***** THE INPUT

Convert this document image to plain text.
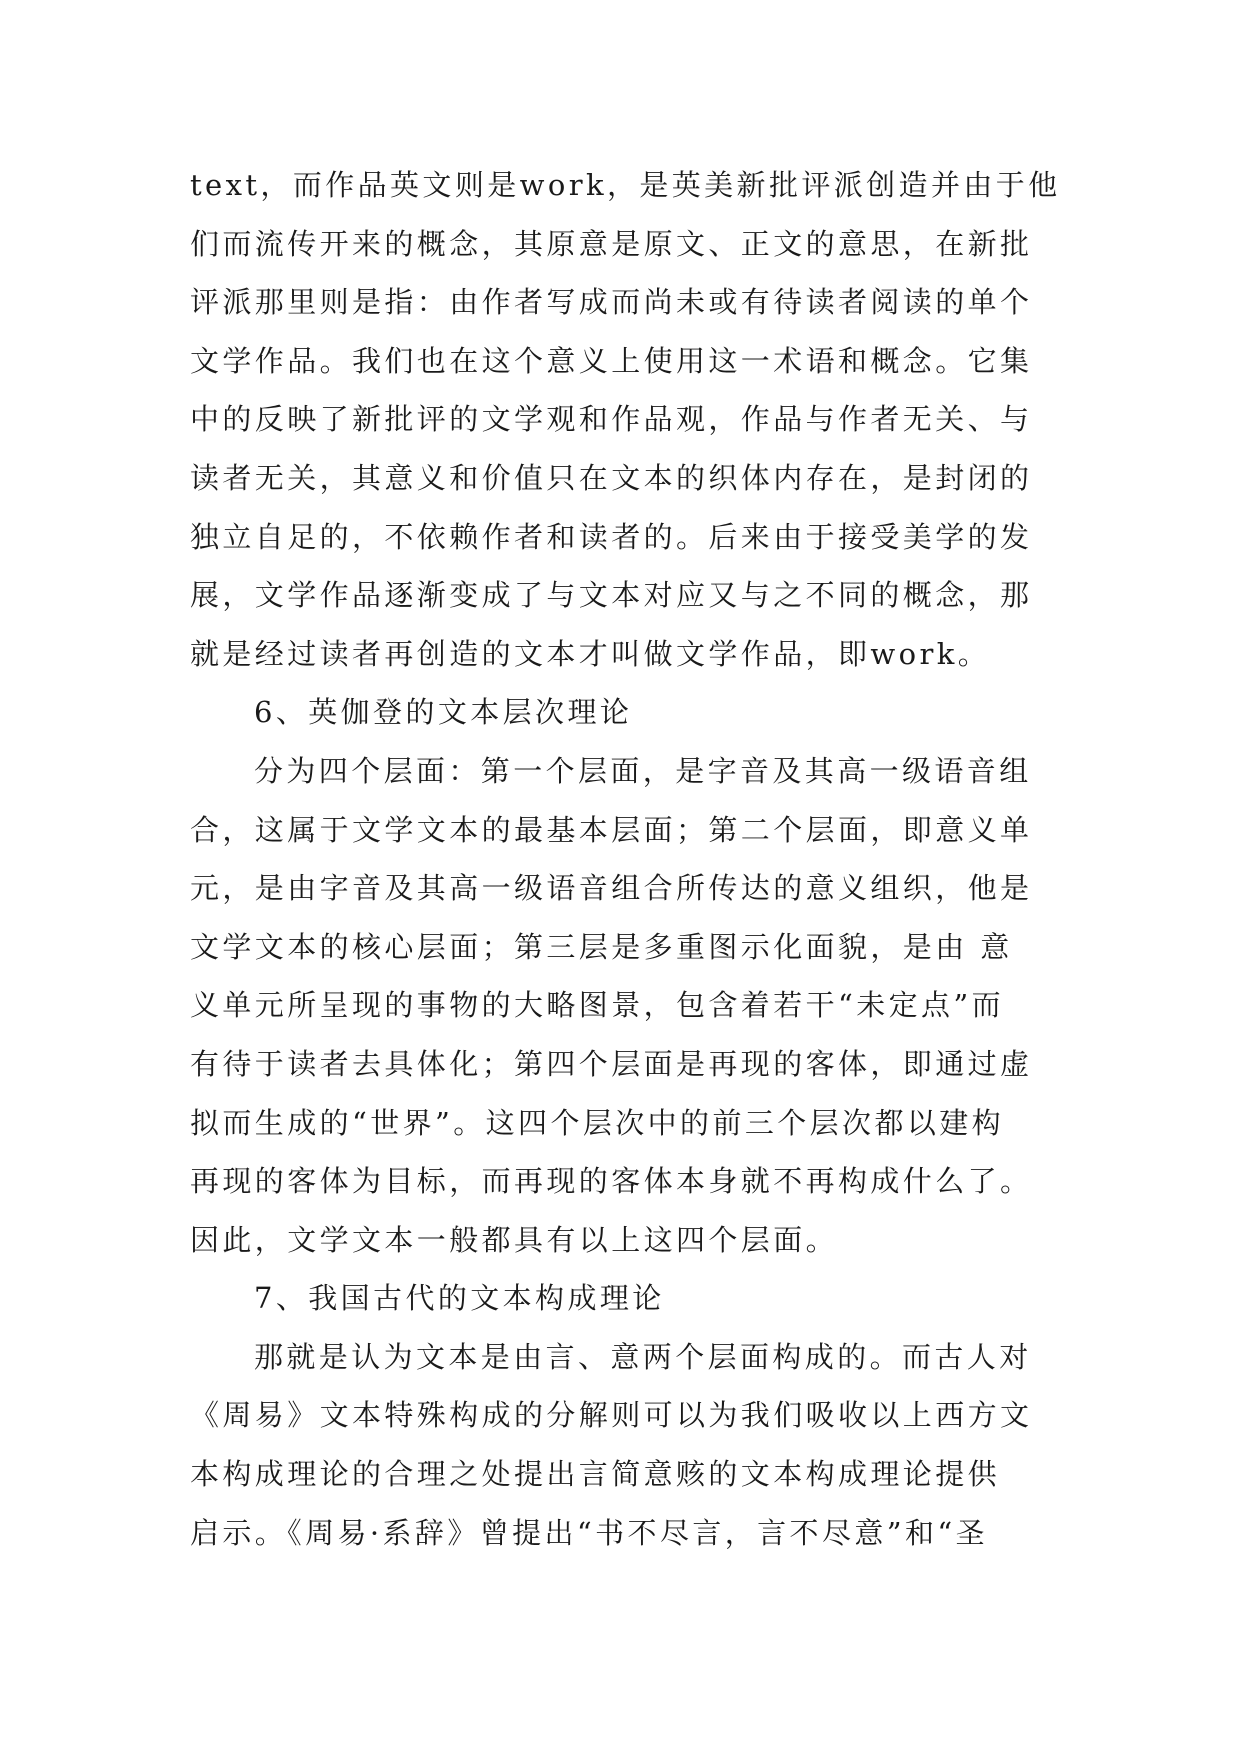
text，而作品英文则是work，是英美新批评派创造并由于他
们而流传开来的概念，其原意是原文、正文的意思，在新批
评派那里则是指：由作者写成而尚未或有待读者阅读的单个
文学作品。我们也在这个意义上使用这一术语和概念。它集
中的反映了新批评的文学观和作品观，作品与作者无关、与
读者无关，其意义和价值只在文本的织体内存在，是封闭的
独立自足的，不依赖作者和读者的。后来由于接受美学的发
展，文学作品逐渐变成了与文本对应又与之不同的概念，那
就是经过读者再创造的文本才叫做文学作品，即work。
6、英伽登的文本层次理论
分为四个层面：第一个层面，是字音及其高一级语音组
合，这属于文学文本的最基本层面；第二个层面，即意义单
元，是由字音及其高一级语音组合所传达的意义组织，他是
文学文本的核心层面；第三层是多重图示化面貌，是由 意
义单元所呈现的事物的大略图景，包含着若干“未定点”而
有待于读者去具体化；第四个层面是再现的客体，即通过虚
拟而生成的“世界”。这四个层次中的前三个层次都以建构
再现的客体为目标，而再现的客体本身就不再构成什么了。
因此，文学文本一般都具有以上这四个层面。
7、我国古代的文本构成理论
那就是认为文本是由言、意两个层面构成的。而古人对
《周易》文本特殊构成的分解则可以为我们吸收以上西方文
本构成理论的合理之处提出言简意赅的文本构成理论提供
启示。《周易·系辞》曾提出“书不尽言，言不尽意”和“圣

**********

▶ EXERCISE DESCRIPTION: Omit pictures; set down the rest of the material word for word.

▶ EXERCISE RESULT:
Convert this document image to plain text.
text，而作品英文则是work，是英美新批评派创造并由于他
们而流传开来的概念，其原意是原文、正文的意思，在新批
评派那里则是指：由作者写成而尚未或有待读者阅读的单个
文学作品。我们也在这个意义上使用这一术语和概念。它集
中的反映了新批评的文学观和作品观，作品与作者无关、与
读者无关，其意义和价值只在文本的织体内存在，是封闭的
独立自足的，不依赖作者和读者的。后来由于接受美学的发
展，文学作品逐渐变成了与文本对应又与之不同的概念，那
就是经过读者再创造的文本才叫做文学作品，即work。
6、英伽登的文本层次理论
分为四个层面：第一个层面，是字音及其高一级语音组
合，这属于文学文本的最基本层面；第二个层面，即意义单
元，是由字音及其高一级语音组合所传达的意义组织，他是
文学文本的核心层面；第三层是多重图示化面貌，是由 意
义单元所呈现的事物的大略图景，包含着若干“未定点”而
有待于读者去具体化；第四个层面是再现的客体，即通过虚
拟而生成的“世界”。这四个层次中的前三个层次都以建构
再现的客体为目标，而再现的客体本身就不再构成什么了。
因此，文学文本一般都具有以上这四个层面。
7、我国古代的文本构成理论
那就是认为文本是由言、意两个层面构成的。而古人对
《周易》文本特殊构成的分解则可以为我们吸收以上西方文
本构成理论的合理之处提出言简意赅的文本构成理论提供
启示。《周易·系辞》曾提出“书不尽言，言不尽意”和“圣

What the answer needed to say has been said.